--- STORED ROWS ---

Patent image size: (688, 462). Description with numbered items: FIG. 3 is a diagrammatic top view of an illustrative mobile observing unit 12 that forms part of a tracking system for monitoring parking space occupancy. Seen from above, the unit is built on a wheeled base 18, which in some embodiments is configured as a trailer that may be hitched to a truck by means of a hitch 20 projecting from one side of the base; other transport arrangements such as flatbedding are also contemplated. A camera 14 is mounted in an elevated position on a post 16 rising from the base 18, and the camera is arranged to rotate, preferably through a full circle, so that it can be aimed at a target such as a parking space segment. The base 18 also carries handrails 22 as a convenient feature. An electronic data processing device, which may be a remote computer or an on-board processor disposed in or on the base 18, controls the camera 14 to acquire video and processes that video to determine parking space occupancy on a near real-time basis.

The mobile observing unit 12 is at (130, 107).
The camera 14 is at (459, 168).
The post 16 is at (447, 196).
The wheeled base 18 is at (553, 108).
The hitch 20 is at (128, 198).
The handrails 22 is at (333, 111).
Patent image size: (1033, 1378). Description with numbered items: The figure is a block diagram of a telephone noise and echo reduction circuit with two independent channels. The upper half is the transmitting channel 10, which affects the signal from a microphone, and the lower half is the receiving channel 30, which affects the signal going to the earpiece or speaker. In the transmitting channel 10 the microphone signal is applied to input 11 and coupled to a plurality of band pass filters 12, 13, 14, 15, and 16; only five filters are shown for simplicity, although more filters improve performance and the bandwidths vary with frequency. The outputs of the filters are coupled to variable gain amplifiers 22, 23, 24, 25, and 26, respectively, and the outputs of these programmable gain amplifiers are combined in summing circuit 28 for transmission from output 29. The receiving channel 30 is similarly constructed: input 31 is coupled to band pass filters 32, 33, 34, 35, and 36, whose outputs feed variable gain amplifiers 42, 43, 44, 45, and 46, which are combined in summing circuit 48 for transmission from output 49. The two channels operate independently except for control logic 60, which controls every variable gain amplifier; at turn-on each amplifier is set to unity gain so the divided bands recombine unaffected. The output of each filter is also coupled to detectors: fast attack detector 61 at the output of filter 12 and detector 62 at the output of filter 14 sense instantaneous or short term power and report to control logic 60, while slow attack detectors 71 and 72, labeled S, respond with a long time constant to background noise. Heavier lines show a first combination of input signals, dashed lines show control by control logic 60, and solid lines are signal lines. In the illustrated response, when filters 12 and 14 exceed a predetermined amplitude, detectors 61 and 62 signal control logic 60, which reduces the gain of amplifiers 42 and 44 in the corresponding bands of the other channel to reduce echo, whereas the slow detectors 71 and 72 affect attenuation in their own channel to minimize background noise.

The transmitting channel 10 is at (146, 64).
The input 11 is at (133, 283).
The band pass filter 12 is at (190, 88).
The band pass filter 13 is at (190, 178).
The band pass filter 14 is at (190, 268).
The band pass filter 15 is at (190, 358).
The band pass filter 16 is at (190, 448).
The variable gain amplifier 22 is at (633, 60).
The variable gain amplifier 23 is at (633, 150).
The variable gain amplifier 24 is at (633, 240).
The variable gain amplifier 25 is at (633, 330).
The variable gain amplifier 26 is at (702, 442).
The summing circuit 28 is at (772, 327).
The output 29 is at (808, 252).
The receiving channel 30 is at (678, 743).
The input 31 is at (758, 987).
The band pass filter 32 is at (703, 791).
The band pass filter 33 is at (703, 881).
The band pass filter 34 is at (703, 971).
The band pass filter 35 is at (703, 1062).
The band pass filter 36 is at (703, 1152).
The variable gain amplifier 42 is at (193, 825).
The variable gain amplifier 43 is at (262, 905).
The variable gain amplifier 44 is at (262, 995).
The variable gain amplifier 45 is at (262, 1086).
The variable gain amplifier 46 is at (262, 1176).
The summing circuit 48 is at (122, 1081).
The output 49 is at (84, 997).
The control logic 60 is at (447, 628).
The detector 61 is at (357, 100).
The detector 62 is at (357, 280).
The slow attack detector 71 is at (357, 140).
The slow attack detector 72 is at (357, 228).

---

▶ GIVEN EXERCISE: Duplicate every item above verbatim, line for line, with nothing left out or changed.

▶ RESULT FOR THIS TASK:
Patent image size: (688, 462). Description with numbered items: FIG. 3 is a diagrammatic top view of an illustrative mobile observing unit 12 that forms part of a tracking system for monitoring parking space occupancy. Seen from above, the unit is built on a wheeled base 18, which in some embodiments is configured as a trailer that may be hitched to a truck by means of a hitch 20 projecting from one side of the base; other transport arrangements such as flatbedding are also contemplated. A camera 14 is mounted in an elevated position on a post 16 rising from the base 18, and the camera is arranged to rotate, preferably through a full circle, so that it can be aimed at a target such as a parking space segment. The base 18 also carries handrails 22 as a convenient feature. An electronic data processing device, which may be a remote computer or an on-board processor disposed in or on the base 18, controls the camera 14 to acquire video and processes that video to determine parking space occupancy on a near real-time basis.

The mobile observing unit 12 is at (130, 107).
The camera 14 is at (459, 168).
The post 16 is at (447, 196).
The wheeled base 18 is at (553, 108).
The hitch 20 is at (128, 198).
The handrails 22 is at (333, 111).
Patent image size: (1033, 1378). Description with numbered items: The figure is a block diagram of a telephone noise and echo reduction circuit with two independent channels. The upper half is the transmitting channel 10, which affects the signal from a microphone, and the lower half is the receiving channel 30, which affects the signal going to the earpiece or speaker. In the transmitting channel 10 the microphone signal is applied to input 11 and coupled to a plurality of band pass filters 12, 13, 14, 15, and 16; only five filters are shown for simplicity, although more filters improve performance and the bandwidths vary with frequency. The outputs of the filters are coupled to variable gain amplifiers 22, 23, 24, 25, and 26, respectively, and the outputs of these programmable gain amplifiers are combined in summing circuit 28 for transmission from output 29. The receiving channel 30 is similarly constructed: input 31 is coupled to band pass filters 32, 33, 34, 35, and 36, whose outputs feed variable gain amplifiers 42, 43, 44, 45, and 46, which are combined in summing circuit 48 for transmission from output 49. The two channels operate independently except for control logic 60, which controls every variable gain amplifier; at turn-on each amplifier is set to unity gain so the divided bands recombine unaffected. The output of each filter is also coupled to detectors: fast attack detector 61 at the output of filter 12 and detector 62 at the output of filter 14 sense instantaneous or short term power and report to control logic 60, while slow attack detectors 71 and 72, labeled S, respond with a long time constant to background noise. Heavier lines show a first combination of input signals, dashed lines show control by control logic 60, and solid lines are signal lines. In the illustrated response, when filters 12 and 14 exceed a predetermined amplitude, detectors 61 and 62 signal control logic 60, which reduces the gain of amplifiers 42 and 44 in the corresponding bands of the other channel to reduce echo, whereas the slow detectors 71 and 72 affect attenuation in their own channel to minimize background noise.

The transmitting channel 10 is at (146, 64).
The input 11 is at (133, 283).
The band pass filter 12 is at (190, 88).
The band pass filter 13 is at (190, 178).
The band pass filter 14 is at (190, 268).
The band pass filter 15 is at (190, 358).
The band pass filter 16 is at (190, 448).
The variable gain amplifier 22 is at (633, 60).
The variable gain amplifier 23 is at (633, 150).
The variable gain amplifier 24 is at (633, 240).
The variable gain amplifier 25 is at (633, 330).
The variable gain amplifier 26 is at (702, 442).
The summing circuit 28 is at (772, 327).
The output 29 is at (808, 252).
The receiving channel 30 is at (678, 743).
The input 31 is at (758, 987).
The band pass filter 32 is at (703, 791).
The band pass filter 33 is at (703, 881).
The band pass filter 34 is at (703, 971).
The band pass filter 35 is at (703, 1062).
The band pass filter 36 is at (703, 1152).
The variable gain amplifier 42 is at (193, 825).
The variable gain amplifier 43 is at (262, 905).
The variable gain amplifier 44 is at (262, 995).
The variable gain amplifier 45 is at (262, 1086).
The variable gain amplifier 46 is at (262, 1176).
The summing circuit 48 is at (122, 1081).
The output 49 is at (84, 997).
The control logic 60 is at (447, 628).
The detector 61 is at (357, 100).
The detector 62 is at (357, 280).
The slow attack detector 71 is at (357, 140).
The slow attack detector 72 is at (357, 228).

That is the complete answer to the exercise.